> **LISTED ENTRIES**
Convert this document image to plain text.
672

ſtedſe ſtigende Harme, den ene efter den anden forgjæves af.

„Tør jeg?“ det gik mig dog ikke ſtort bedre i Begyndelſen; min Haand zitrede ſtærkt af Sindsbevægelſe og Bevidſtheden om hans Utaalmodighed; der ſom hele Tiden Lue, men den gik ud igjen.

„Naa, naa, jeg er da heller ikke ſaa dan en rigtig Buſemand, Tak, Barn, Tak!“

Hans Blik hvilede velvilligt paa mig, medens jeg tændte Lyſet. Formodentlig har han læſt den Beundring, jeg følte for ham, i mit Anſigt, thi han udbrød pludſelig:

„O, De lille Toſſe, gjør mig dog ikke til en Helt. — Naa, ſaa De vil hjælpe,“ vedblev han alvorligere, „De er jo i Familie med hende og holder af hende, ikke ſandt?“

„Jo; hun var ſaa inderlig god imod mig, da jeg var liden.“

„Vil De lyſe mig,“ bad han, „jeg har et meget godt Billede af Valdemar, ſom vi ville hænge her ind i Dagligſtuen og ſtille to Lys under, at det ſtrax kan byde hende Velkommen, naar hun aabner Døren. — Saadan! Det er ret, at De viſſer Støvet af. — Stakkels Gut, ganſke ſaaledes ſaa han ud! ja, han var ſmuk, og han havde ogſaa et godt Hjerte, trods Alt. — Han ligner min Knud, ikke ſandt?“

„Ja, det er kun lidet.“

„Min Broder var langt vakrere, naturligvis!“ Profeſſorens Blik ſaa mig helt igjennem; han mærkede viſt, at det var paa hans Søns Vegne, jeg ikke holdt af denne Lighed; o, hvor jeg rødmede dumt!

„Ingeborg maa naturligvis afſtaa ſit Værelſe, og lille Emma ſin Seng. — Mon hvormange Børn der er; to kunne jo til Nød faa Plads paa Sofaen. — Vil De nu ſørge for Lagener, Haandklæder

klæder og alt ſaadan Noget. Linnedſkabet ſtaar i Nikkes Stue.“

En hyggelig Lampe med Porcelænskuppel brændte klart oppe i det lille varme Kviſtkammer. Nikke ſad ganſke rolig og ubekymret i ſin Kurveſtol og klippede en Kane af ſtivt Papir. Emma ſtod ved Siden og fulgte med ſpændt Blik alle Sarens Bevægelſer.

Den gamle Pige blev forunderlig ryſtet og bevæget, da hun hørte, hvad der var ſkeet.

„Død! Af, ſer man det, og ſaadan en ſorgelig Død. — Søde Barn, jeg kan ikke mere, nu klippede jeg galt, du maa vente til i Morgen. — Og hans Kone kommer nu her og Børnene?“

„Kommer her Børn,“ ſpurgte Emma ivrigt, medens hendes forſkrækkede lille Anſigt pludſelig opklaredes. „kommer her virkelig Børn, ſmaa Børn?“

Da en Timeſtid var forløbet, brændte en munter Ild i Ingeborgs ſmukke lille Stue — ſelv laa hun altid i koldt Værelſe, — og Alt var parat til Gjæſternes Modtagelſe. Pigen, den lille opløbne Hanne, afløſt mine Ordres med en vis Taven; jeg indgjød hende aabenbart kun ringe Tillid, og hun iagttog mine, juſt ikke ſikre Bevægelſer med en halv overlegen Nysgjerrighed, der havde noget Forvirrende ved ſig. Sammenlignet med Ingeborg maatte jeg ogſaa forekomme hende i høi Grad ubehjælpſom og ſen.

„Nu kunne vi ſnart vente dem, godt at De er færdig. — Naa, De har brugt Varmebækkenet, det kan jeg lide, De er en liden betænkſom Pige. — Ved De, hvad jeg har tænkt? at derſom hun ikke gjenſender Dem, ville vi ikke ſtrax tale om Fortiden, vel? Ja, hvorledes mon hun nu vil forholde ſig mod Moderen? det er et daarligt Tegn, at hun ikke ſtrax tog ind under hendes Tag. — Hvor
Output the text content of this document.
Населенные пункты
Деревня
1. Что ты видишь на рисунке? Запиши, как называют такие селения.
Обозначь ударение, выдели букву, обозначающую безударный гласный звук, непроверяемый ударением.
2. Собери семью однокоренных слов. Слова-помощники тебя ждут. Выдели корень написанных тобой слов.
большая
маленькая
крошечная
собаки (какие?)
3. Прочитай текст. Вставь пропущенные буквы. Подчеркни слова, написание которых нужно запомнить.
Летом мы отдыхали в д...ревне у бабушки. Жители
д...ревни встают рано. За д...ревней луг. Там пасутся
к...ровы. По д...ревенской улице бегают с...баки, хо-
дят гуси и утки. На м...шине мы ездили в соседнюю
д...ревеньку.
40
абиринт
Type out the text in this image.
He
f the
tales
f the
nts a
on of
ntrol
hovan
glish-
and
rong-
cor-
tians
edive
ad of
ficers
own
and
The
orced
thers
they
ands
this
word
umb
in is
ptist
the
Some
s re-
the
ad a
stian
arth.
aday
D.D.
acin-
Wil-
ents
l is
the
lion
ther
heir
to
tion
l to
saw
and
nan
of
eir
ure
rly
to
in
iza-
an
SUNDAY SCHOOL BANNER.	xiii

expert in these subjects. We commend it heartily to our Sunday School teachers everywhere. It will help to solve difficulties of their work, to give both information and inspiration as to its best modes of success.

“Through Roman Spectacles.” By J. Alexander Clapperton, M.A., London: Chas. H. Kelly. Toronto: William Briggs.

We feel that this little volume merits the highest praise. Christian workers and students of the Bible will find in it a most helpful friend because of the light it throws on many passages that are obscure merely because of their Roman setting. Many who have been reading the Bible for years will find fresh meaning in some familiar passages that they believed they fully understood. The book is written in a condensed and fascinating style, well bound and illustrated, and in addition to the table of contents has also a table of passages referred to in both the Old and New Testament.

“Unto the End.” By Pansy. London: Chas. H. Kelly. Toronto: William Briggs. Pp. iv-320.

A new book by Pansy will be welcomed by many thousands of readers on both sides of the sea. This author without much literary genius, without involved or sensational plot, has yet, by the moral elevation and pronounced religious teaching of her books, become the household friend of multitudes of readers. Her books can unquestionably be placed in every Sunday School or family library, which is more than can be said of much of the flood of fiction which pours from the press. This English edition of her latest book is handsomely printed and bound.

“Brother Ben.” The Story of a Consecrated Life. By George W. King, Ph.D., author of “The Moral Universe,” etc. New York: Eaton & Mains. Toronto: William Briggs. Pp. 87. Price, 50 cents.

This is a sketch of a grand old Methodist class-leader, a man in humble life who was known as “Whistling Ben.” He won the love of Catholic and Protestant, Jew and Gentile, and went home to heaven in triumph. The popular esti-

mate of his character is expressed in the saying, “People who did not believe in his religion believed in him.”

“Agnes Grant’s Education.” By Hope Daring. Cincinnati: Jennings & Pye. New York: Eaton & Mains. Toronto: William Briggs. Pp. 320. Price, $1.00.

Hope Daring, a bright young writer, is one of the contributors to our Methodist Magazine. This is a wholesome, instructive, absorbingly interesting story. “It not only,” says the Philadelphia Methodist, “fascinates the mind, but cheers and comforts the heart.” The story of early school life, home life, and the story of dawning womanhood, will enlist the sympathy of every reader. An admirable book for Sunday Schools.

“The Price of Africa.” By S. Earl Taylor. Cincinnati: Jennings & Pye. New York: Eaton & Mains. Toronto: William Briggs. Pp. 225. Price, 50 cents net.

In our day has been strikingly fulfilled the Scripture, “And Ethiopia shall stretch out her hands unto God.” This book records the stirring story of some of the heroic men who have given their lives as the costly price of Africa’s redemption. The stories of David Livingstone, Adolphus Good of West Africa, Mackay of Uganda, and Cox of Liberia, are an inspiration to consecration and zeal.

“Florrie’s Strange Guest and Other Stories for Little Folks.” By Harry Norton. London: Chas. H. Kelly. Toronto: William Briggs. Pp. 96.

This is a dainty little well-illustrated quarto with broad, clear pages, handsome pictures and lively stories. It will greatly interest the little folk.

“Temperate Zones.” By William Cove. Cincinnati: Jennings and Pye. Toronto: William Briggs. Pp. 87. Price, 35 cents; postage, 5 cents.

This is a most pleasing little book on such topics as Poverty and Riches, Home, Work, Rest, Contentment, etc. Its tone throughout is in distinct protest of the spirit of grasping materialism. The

> **EXERCISE TASK**
Copy each line of the records containing the string "image".

> **RESULT OF THE EXERCISE**
Convert this document image to plain text.
Type out the text in this image.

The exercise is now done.